- Short exercise -
Return the entries verbatim and drop every picture.

(Lines of data)

◆ ◆ ◆ ◆

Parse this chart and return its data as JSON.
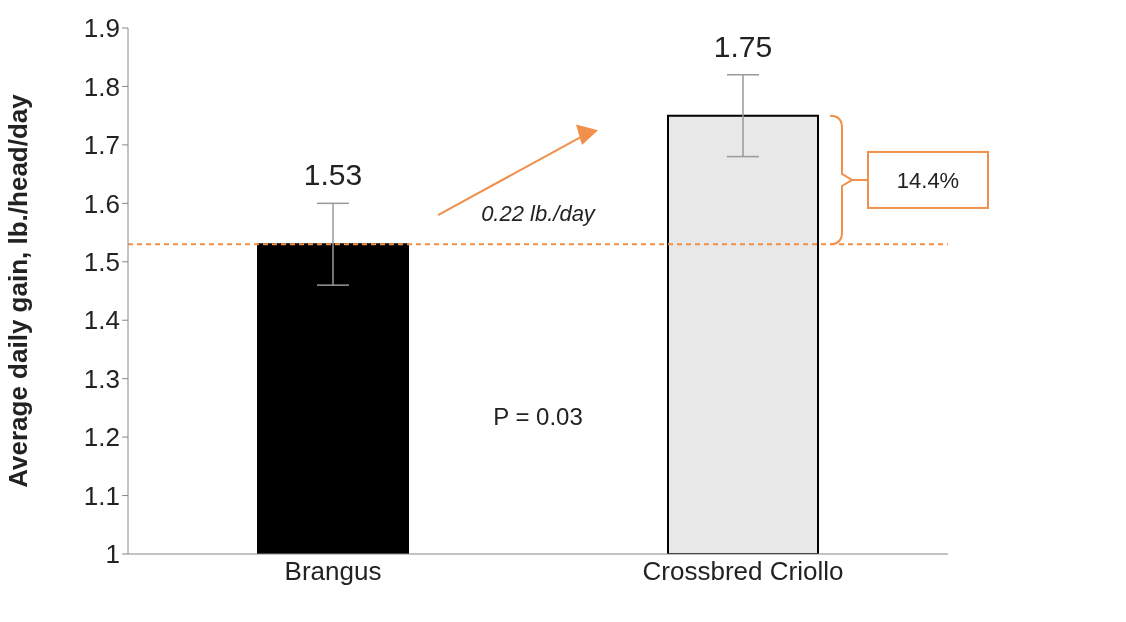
{
  "chart_data": {
    "type": "bar",
    "ylabel": "Average daily gain, lb./head/day",
    "categories": [
      "Brangus",
      "Crossbred Criollo"
    ],
    "values": [
      1.53,
      1.75
    ],
    "colors": [
      "#000000",
      "#e8e8e8"
    ],
    "errors": [
      0.07,
      0.07
    ],
    "ylim": [
      1,
      1.9
    ],
    "yticks": [
      1,
      1.1,
      1.2,
      1.3,
      1.4,
      1.5,
      1.6,
      1.7,
      1.8,
      1.9
    ],
    "data_labels": true,
    "ref_lines": [
      {
        "axis": "y",
        "value": 1.53,
        "color": "#f0904a",
        "line_style": "dashed"
      }
    ],
    "annotations": [
      "0.22 lb./day",
      "14.4%",
      "P = 0.03"
    ]
  }
}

◆ ◆ ◆ ◆

- Result -
Parse this chart and return its data as JSON.
{
  "chart_data": {
    "type": "bar",
    "ylabel": "Average daily gain, lb./head/day",
    "categories": [
      "Brangus",
      "Crossbred Criollo"
    ],
    "values": [
      1.53,
      1.75
    ],
    "colors": [
      "#000000",
      "#e8e8e8"
    ],
    "errors": [
      0.07,
      0.07
    ],
    "ylim": [
      1,
      1.9
    ],
    "yticks": [
      1,
      1.1,
      1.2,
      1.3,
      1.4,
      1.5,
      1.6,
      1.7,
      1.8,
      1.9
    ],
    "data_labels": true,
    "ref_lines": [
      {
        "axis": "y",
        "value": 1.53,
        "color": "#f0904a",
        "line_style": "dashed"
      }
    ],
    "annotations": [
      "0.22 lb./day",
      "14.4%",
      "P = 0.03"
    ]
  }
}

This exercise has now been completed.